== Do this ==
Report how many lines below contain the word "proměnné". Give only the number.

== Data to process ==
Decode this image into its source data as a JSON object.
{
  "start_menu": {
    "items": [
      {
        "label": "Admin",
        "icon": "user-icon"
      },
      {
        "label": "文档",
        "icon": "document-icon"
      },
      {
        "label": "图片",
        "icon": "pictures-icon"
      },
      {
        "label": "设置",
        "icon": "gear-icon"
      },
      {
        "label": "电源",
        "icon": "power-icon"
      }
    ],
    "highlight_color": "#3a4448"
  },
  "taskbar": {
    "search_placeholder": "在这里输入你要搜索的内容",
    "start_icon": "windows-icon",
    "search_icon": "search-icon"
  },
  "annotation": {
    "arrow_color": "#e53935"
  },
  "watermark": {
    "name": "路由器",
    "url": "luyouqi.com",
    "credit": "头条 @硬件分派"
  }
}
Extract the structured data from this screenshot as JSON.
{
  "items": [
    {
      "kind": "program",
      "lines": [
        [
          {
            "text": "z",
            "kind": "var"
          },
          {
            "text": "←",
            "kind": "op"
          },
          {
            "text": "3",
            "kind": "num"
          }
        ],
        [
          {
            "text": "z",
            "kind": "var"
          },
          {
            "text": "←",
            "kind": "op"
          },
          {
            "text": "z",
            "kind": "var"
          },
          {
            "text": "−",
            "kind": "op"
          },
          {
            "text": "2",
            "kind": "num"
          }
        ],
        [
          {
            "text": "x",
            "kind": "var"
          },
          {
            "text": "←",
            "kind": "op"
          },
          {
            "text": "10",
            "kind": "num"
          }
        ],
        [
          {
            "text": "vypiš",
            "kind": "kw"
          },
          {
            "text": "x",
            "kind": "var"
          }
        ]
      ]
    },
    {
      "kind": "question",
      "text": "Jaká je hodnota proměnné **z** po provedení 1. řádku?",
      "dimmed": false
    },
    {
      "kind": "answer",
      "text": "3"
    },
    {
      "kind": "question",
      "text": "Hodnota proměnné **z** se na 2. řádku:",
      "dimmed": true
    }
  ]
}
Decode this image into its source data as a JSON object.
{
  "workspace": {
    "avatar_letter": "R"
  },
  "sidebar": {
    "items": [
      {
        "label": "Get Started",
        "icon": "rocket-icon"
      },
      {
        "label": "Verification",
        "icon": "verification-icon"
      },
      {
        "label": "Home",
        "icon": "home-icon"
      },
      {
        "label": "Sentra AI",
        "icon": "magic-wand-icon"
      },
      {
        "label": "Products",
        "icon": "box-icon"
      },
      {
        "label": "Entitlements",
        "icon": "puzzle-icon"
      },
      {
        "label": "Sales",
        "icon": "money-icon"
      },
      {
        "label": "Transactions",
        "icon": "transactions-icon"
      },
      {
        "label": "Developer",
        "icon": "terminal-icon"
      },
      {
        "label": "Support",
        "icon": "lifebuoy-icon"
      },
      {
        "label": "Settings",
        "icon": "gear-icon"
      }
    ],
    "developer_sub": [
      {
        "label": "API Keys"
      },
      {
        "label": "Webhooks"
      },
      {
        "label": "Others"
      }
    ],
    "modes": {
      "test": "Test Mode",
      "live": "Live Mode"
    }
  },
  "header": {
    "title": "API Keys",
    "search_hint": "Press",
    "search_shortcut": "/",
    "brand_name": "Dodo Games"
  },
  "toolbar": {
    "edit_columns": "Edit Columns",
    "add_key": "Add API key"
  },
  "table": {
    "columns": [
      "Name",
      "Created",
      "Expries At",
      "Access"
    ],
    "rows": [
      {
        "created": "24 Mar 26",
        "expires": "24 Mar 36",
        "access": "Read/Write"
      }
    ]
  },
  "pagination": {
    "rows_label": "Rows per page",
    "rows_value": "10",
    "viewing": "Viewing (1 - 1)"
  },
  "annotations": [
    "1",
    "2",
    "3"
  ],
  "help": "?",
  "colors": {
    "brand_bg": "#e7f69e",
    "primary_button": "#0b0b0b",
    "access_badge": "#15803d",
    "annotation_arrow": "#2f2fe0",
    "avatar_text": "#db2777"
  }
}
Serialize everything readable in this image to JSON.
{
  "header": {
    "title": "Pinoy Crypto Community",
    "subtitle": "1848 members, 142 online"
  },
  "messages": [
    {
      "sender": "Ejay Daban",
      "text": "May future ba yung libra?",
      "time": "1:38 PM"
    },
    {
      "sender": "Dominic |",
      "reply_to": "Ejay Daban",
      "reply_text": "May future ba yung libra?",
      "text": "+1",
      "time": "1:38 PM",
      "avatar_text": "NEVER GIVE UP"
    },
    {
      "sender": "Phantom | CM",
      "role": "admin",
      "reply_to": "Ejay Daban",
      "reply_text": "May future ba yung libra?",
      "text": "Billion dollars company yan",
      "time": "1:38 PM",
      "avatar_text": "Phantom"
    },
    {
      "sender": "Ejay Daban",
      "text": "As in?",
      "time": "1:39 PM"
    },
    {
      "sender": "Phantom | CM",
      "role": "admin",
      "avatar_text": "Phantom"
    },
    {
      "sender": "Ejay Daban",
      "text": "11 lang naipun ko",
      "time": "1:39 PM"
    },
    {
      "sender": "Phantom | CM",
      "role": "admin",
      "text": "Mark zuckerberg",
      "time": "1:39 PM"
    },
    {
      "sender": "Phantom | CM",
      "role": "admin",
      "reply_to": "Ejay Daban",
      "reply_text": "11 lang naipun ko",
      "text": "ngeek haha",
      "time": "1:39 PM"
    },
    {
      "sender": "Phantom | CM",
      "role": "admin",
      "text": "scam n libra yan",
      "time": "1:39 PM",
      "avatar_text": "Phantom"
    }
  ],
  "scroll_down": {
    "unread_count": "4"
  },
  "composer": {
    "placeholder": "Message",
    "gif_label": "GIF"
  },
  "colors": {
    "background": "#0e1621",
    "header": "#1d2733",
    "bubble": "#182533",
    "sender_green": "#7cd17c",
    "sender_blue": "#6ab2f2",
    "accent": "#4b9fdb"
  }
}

== Output below ==
2